----- Material for this task -----

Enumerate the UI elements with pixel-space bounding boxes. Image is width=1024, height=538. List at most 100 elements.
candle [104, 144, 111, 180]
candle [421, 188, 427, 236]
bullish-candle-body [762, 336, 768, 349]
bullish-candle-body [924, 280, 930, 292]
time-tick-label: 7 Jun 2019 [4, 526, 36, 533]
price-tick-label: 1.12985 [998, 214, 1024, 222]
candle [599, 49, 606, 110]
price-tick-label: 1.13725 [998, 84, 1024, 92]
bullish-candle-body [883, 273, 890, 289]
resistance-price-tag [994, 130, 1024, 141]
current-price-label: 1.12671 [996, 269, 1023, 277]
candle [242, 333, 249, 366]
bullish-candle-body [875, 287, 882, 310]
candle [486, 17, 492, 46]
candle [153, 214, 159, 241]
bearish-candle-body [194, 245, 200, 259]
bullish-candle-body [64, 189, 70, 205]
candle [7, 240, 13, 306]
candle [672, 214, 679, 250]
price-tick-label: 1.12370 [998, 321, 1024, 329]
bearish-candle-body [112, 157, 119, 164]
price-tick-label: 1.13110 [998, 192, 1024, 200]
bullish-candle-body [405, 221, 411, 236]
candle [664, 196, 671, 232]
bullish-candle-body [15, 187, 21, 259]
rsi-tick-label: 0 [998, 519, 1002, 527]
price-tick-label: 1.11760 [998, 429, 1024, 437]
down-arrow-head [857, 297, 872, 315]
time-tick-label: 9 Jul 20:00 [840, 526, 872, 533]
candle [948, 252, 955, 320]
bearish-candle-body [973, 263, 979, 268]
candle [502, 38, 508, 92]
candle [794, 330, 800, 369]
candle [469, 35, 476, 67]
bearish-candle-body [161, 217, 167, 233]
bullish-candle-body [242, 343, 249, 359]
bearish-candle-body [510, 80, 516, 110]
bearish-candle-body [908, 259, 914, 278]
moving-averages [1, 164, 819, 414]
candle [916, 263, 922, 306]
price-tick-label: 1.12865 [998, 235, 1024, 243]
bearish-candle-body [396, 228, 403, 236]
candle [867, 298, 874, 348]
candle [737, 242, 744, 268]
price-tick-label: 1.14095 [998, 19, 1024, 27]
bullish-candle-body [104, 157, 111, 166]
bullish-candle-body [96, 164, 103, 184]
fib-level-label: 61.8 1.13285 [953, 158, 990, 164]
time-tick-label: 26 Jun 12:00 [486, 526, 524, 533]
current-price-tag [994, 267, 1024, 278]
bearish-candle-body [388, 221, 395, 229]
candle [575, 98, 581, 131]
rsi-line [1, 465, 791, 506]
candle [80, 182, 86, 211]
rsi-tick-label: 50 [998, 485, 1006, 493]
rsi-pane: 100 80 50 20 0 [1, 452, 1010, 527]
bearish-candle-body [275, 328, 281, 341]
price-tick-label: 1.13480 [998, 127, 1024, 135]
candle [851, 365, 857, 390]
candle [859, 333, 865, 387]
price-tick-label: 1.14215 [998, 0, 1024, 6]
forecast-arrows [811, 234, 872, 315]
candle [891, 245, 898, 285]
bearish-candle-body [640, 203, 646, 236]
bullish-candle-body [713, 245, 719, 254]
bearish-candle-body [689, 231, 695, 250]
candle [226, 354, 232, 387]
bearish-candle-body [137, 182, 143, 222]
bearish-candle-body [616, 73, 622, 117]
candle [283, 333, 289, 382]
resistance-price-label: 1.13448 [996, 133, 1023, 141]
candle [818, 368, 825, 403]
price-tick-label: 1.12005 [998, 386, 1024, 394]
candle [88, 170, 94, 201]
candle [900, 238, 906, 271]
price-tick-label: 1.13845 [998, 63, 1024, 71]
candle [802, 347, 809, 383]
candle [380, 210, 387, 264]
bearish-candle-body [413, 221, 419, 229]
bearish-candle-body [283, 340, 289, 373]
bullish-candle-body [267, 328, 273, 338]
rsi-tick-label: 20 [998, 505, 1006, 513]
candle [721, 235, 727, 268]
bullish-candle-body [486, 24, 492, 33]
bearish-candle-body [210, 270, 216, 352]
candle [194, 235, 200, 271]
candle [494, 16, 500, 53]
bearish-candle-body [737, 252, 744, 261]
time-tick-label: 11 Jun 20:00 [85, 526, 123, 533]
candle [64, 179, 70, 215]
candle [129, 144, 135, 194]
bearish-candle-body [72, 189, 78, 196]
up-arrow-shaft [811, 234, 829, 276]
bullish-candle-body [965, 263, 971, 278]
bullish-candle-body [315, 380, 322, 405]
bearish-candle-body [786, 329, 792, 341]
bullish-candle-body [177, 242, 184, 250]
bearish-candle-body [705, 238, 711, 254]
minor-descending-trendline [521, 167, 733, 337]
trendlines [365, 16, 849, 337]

-----

Copy the data entries above word for word.

▶ _Exercise solution_:
Enumerate the UI elements with pixel-space bounding boxes. Image is width=1024, height=538. List at most 100 elements.
candle [104, 144, 111, 180]
candle [421, 188, 427, 236]
bullish-candle-body [762, 336, 768, 349]
bullish-candle-body [924, 280, 930, 292]
time-tick-label: 7 Jun 2019 [4, 526, 36, 533]
price-tick-label: 1.12985 [998, 214, 1024, 222]
candle [599, 49, 606, 110]
price-tick-label: 1.13725 [998, 84, 1024, 92]
bullish-candle-body [883, 273, 890, 289]
resistance-price-tag [994, 130, 1024, 141]
current-price-label: 1.12671 [996, 269, 1023, 277]
candle [242, 333, 249, 366]
bullish-candle-body [875, 287, 882, 310]
candle [486, 17, 492, 46]
candle [153, 214, 159, 241]
bearish-candle-body [194, 245, 200, 259]
bullish-candle-body [64, 189, 70, 205]
candle [7, 240, 13, 306]
candle [672, 214, 679, 250]
price-tick-label: 1.12370 [998, 321, 1024, 329]
bearish-candle-body [112, 157, 119, 164]
price-tick-label: 1.13110 [998, 192, 1024, 200]
bullish-candle-body [405, 221, 411, 236]
candle [664, 196, 671, 232]
bullish-candle-body [15, 187, 21, 259]
rsi-tick-label: 0 [998, 519, 1002, 527]
price-tick-label: 1.11760 [998, 429, 1024, 437]
down-arrow-head [857, 297, 872, 315]
time-tick-label: 9 Jul 20:00 [840, 526, 872, 533]
candle [948, 252, 955, 320]
bearish-candle-body [973, 263, 979, 268]
candle [502, 38, 508, 92]
candle [794, 330, 800, 369]
candle [469, 35, 476, 67]
bearish-candle-body [161, 217, 167, 233]
bullish-candle-body [242, 343, 249, 359]
bearish-candle-body [510, 80, 516, 110]
bearish-candle-body [908, 259, 914, 278]
moving-averages [1, 164, 819, 414]
candle [916, 263, 922, 306]
price-tick-label: 1.12865 [998, 235, 1024, 243]
bearish-candle-body [396, 228, 403, 236]
candle [867, 298, 874, 348]
candle [737, 242, 744, 268]
price-tick-label: 1.14095 [998, 19, 1024, 27]
bullish-candle-body [104, 157, 111, 166]
bullish-candle-body [96, 164, 103, 184]
fib-level-label: 61.8 1.13285 [953, 158, 990, 164]
time-tick-label: 26 Jun 12:00 [486, 526, 524, 533]
current-price-tag [994, 267, 1024, 278]
bearish-candle-body [388, 221, 395, 229]
candle [575, 98, 581, 131]
rsi-line [1, 465, 791, 506]
candle [80, 182, 86, 211]
rsi-tick-label: 50 [998, 485, 1006, 493]
rsi-pane: 100 80 50 20 0 [1, 452, 1010, 527]
bearish-candle-body [275, 328, 281, 341]
price-tick-label: 1.13480 [998, 127, 1024, 135]
candle [851, 365, 857, 390]
candle [859, 333, 865, 387]
price-tick-label: 1.14215 [998, 0, 1024, 6]
forecast-arrows [811, 234, 872, 315]
candle [891, 245, 898, 285]
bearish-candle-body [640, 203, 646, 236]
bullish-candle-body [713, 245, 719, 254]
bearish-candle-body [689, 231, 695, 250]
candle [226, 354, 232, 387]
bearish-candle-body [137, 182, 143, 222]
bearish-candle-body [616, 73, 622, 117]
candle [283, 333, 289, 382]
resistance-price-label: 1.13448 [996, 133, 1023, 141]
candle [818, 368, 825, 403]
price-tick-label: 1.12005 [998, 386, 1024, 394]
candle [88, 170, 94, 201]
candle [900, 238, 906, 271]
price-tick-label: 1.13845 [998, 63, 1024, 71]
candle [802, 347, 809, 383]
candle [380, 210, 387, 264]
bearish-candle-body [413, 221, 419, 229]
bearish-candle-body [283, 340, 289, 373]
bullish-candle-body [267, 328, 273, 338]
rsi-tick-label: 20 [998, 505, 1006, 513]
candle [721, 235, 727, 268]
bullish-candle-body [486, 24, 492, 33]
bearish-candle-body [210, 270, 216, 352]
candle [194, 235, 200, 271]
candle [494, 16, 500, 53]
bearish-candle-body [737, 252, 744, 261]
time-tick-label: 11 Jun 20:00 [85, 526, 123, 533]
candle [64, 179, 70, 215]
candle [129, 144, 135, 194]
bearish-candle-body [72, 189, 78, 196]
up-arrow-shaft [811, 234, 829, 276]
bullish-candle-body [965, 263, 971, 278]
bullish-candle-body [315, 380, 322, 405]
bearish-candle-body [786, 329, 792, 341]
bullish-candle-body [177, 242, 184, 250]
bearish-candle-body [705, 238, 711, 254]
minor-descending-trendline [521, 167, 733, 337]
trendlines [365, 16, 849, 337]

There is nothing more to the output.